OBJECTIVE: Omit the pictures, please, and give each record below again exactly.

DATA PROVIDED:
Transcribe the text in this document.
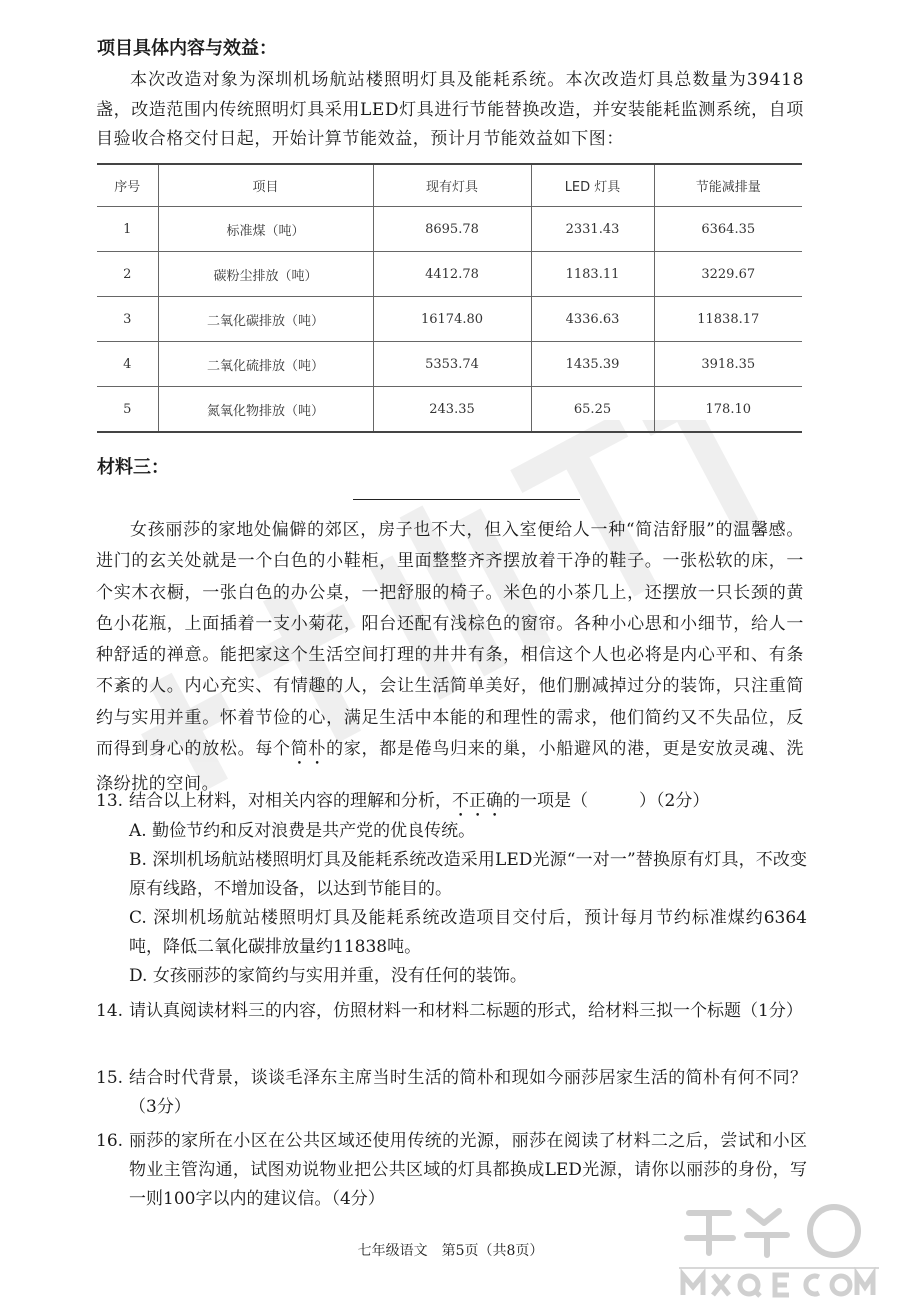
项目具体内容与效益：

本次改造对象为深圳机场航站楼照明灯具及能耗系统。本次改造灯具总数量为39418盏，改造范围内传统照明灯具采用LED灯具进行节能替换改造，并安装能耗监测系统，自项目验收合格交付日起，开始计算节能效益，预计月节能效益如下图：

序号	项目	现有灯具	LED 灯具	节能减排量
1	标准煤（吨）	8695.78	2331.43	6364.35
2	碳粉尘排放（吨）	4412.78	1183.11	3229.67
3	二氧化碳排放（吨）	16174.80	4336.63	11838.17
4	二氧化硫排放（吨）	5353.74	1435.39	3918.35
5	氮氧化物排放（吨）	243.35	65.25	178.10
材料三：

女孩丽莎的家地处偏僻的郊区，房子也不大，但入室便给人一种“简洁舒服”的温馨感。进门的玄关处就是一个白色的小鞋柜，里面整整齐齐摆放着干净的鞋子。一张松软的床，一个实木衣橱，一张白色的办公桌，一把舒服的椅子。米色的小茶几上，还摆放一只长颈的黄色小花瓶，上面插着一支小菊花，阳台还配有浅棕色的窗帘。各种小心思和小细节，给人一种舒适的禅意。能把家这个生活空间打理的井井有条，相信这个人也必将是内心平和、有条不紊的人。内心充实、有情趣的人，会让生活简单美好，他们删减掉过分的装饰，只注重简约与实用并重。怀着节俭的心，满足生活中本能的和理性的需求，他们简约又不失品位，反而得到身心的放松。每个简朴的家，都是倦鸟归来的巢，小船避风的港，更是安放灵魂、洗涤纷扰的空间。

13. 结合以上材料，对相关内容的理解和分析，不正确的一项是（　　　）（2分）
A. 勤俭节约和反对浪费是共产党的优良传统。
B. 深圳机场航站楼照明灯具及能耗系统改造采用LED光源“一对一”替换原有灯具，不改变原有线路，不增加设备，以达到节能目的。
C. 深圳机场航站楼照明灯具及能耗系统改造项目交付后，预计每月节约标准煤约6364吨，降低二氧化碳排放量约11838吨。
D. 女孩丽莎的家简约与实用并重，没有任何的装饰。
14. 请认真阅读材料三的内容，仿照材料一和材料二标题的形式，给材料三拟一个标题（1分）
15. 结合时代背景，谈谈毛泽东主席当时生活的简朴和现如今丽莎居家生活的简朴有何不同？（3分）
16. 丽莎的家所在小区在公共区域还使用传统的光源，丽莎在阅读了材料二之后，尝试和小区物业主管沟通，试图劝说物业把公共区域的灯具都换成LED光源，请你以丽莎的身份，写一则100字以内的建议信。（4分）
七年级语文　第5页（共8页）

ANSWER:
Transcribe the text in this document.
项目具体内容与效益：

本次改造对象为深圳机场航站楼照明灯具及能耗系统。本次改造灯具总数量为39418盏，改造范围内传统照明灯具采用LED灯具进行节能替换改造，并安装能耗监测系统，自项目验收合格交付日起，开始计算节能效益，预计月节能效益如下图：

序号	项目	现有灯具	LED 灯具	节能减排量
1	标准煤（吨）	8695.78	2331.43	6364.35
2	碳粉尘排放（吨）	4412.78	1183.11	3229.67
3	二氧化碳排放（吨）	16174.80	4336.63	11838.17
4	二氧化硫排放（吨）	5353.74	1435.39	3918.35
5	氮氧化物排放（吨）	243.35	65.25	178.10
材料三：

女孩丽莎的家地处偏僻的郊区，房子也不大，但入室便给人一种“简洁舒服”的温馨感。进门的玄关处就是一个白色的小鞋柜，里面整整齐齐摆放着干净的鞋子。一张松软的床，一个实木衣橱，一张白色的办公桌，一把舒服的椅子。米色的小茶几上，还摆放一只长颈的黄色小花瓶，上面插着一支小菊花，阳台还配有浅棕色的窗帘。各种小心思和小细节，给人一种舒适的禅意。能把家这个生活空间打理的井井有条，相信这个人也必将是内心平和、有条不紊的人。内心充实、有情趣的人，会让生活简单美好，他们删减掉过分的装饰，只注重简约与实用并重。怀着节俭的心，满足生活中本能的和理性的需求，他们简约又不失品位，反而得到身心的放松。每个简朴的家，都是倦鸟归来的巢，小船避风的港，更是安放灵魂、洗涤纷扰的空间。

13. 结合以上材料，对相关内容的理解和分析，不正确的一项是（　　　）（2分）
A. 勤俭节约和反对浪费是共产党的优良传统。
B. 深圳机场航站楼照明灯具及能耗系统改造采用LED光源“一对一”替换原有灯具，不改变原有线路，不增加设备，以达到节能目的。
C. 深圳机场航站楼照明灯具及能耗系统改造项目交付后，预计每月节约标准煤约6364吨，降低二氧化碳排放量约11838吨。
D. 女孩丽莎的家简约与实用并重，没有任何的装饰。
14. 请认真阅读材料三的内容，仿照材料一和材料二标题的形式，给材料三拟一个标题（1分）
15. 结合时代背景，谈谈毛泽东主席当时生活的简朴和现如今丽莎居家生活的简朴有何不同？（3分）
16. 丽莎的家所在小区在公共区域还使用传统的光源，丽莎在阅读了材料二之后，尝试和小区物业主管沟通，试图劝说物业把公共区域的灯具都换成LED光源，请你以丽莎的身份，写一则100字以内的建议信。（4分）
七年级语文　第5页（共8页）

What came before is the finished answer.